Strip the pictures and reproduce the rest of the listing exactly.
++++ The input ++++
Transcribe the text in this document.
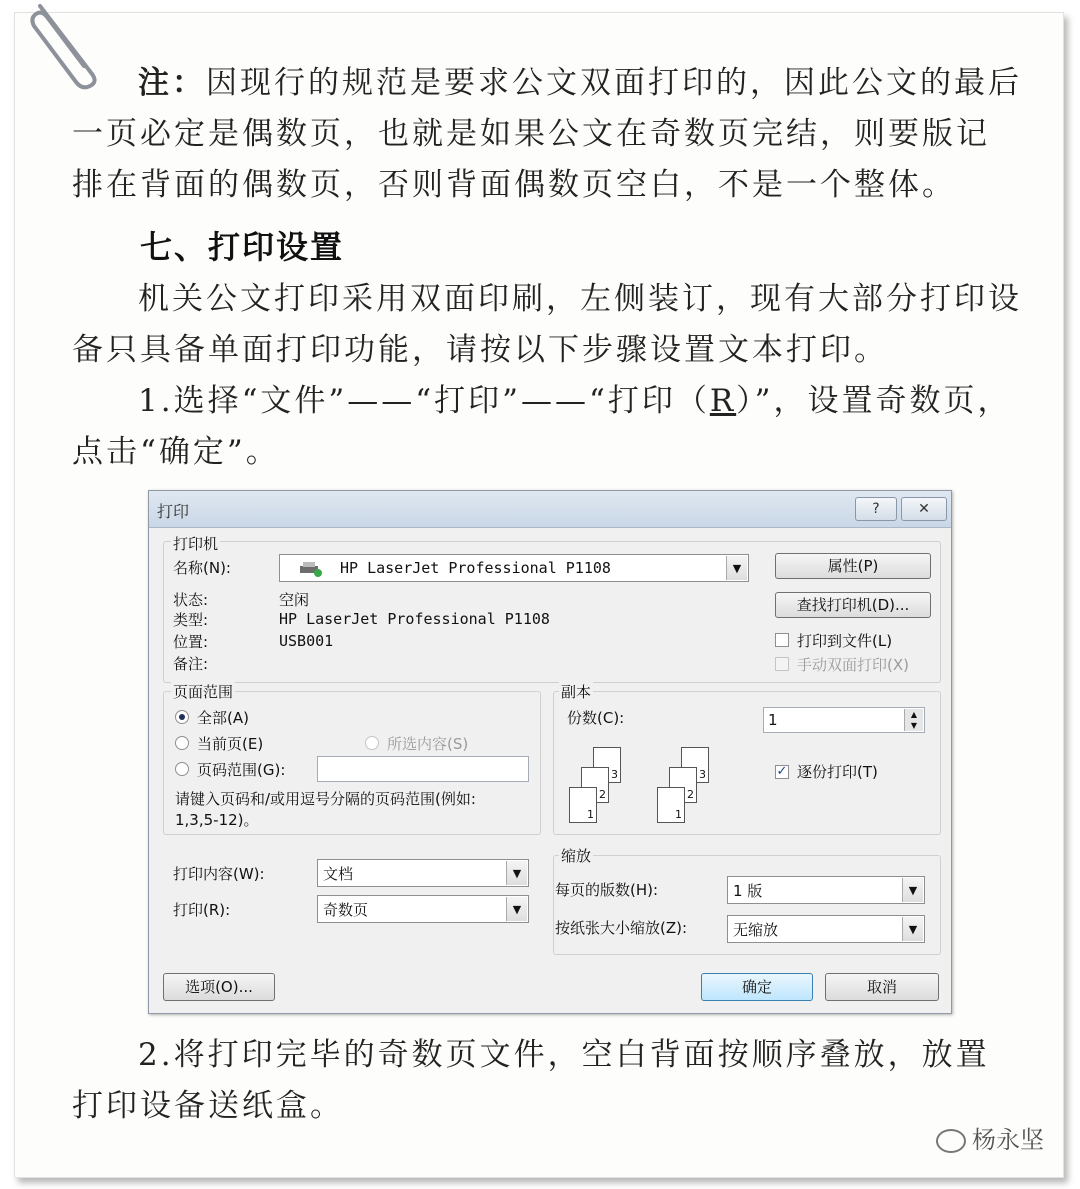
注：因现行的规范是要求公文双面打印的，因此公文的最后一页必定是偶数页，也就是如果公文在奇数页完结，则要版记排在背面的偶数页，否则背面偶数页空白，不是一个整体。

七、打印设置

机关公文打印采用双面印刷，左侧装订，现有大部分打印设备只具备单面打印功能，请按以下步骤设置文本打印。

1.选择“文件”——“打印”——“打印（R）”，设置奇数页，点击“确定”。

打印	?	✕
打印机
名称(N):	HP LaserJet Professional P1108	▼	属性(P)
查找打印机(D)...
状态:	空闲
类型:	HP LaserJet Professional P1108
位置:	USB001
备注:
打印到文件(L)
手动双面打印(X)
页面范围
全部(A)
当前页(E)	所选内容(S)
页码范围(G):
请键入页码和/或用逗号分隔的页码范围(例如: 1,3,5-12)。
副本
份数(C):	1	▲
▼
3
2
1
3
2
1
✓ 逐份打印(T)
打印内容(W):	文档	▼
打印(R):	奇数页	▼
缩放
每页的版数(H):	1 版	▼
按纸张大小缩放(Z):	无缩放	▼
选项(O)...	确定	取消

2.将打印完毕的奇数页文件，空白背面按顺序叠放，放置打印设备送纸盒。

杨永坚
++++
**In response**
Transcribe the text in this document.
注：因现行的规范是要求公文双面打印的，因此公文的最后一页必定是偶数页，也就是如果公文在奇数页完结，则要版记排在背面的偶数页，否则背面偶数页空白，不是一个整体。

七、打印设置

机关公文打印采用双面印刷，左侧装订，现有大部分打印设备只具备单面打印功能，请按以下步骤设置文本打印。

1.选择“文件”——“打印”——“打印（R）”，设置奇数页，点击“确定”。

打印	?	✕
打印机
名称(N):	HP LaserJet Professional P1108	▼	属性(P)
查找打印机(D)...
状态:	空闲
类型:	HP LaserJet Professional P1108
位置:	USB001
备注:
打印到文件(L)
手动双面打印(X)
页面范围
全部(A)
当前页(E)	所选内容(S)
页码范围(G):
请键入页码和/或用逗号分隔的页码范围(例如: 1,3,5-12)。
副本
份数(C):	1	▲
▼
3
2
1
3
2
1
✓ 逐份打印(T)
打印内容(W):	文档	▼
打印(R):	奇数页	▼
缩放
每页的版数(H):	1 版	▼
按纸张大小缩放(Z):	无缩放	▼
选项(O)...	确定	取消

2.将打印完毕的奇数页文件，空白背面按顺序叠放，放置打印设备送纸盒。

杨永坚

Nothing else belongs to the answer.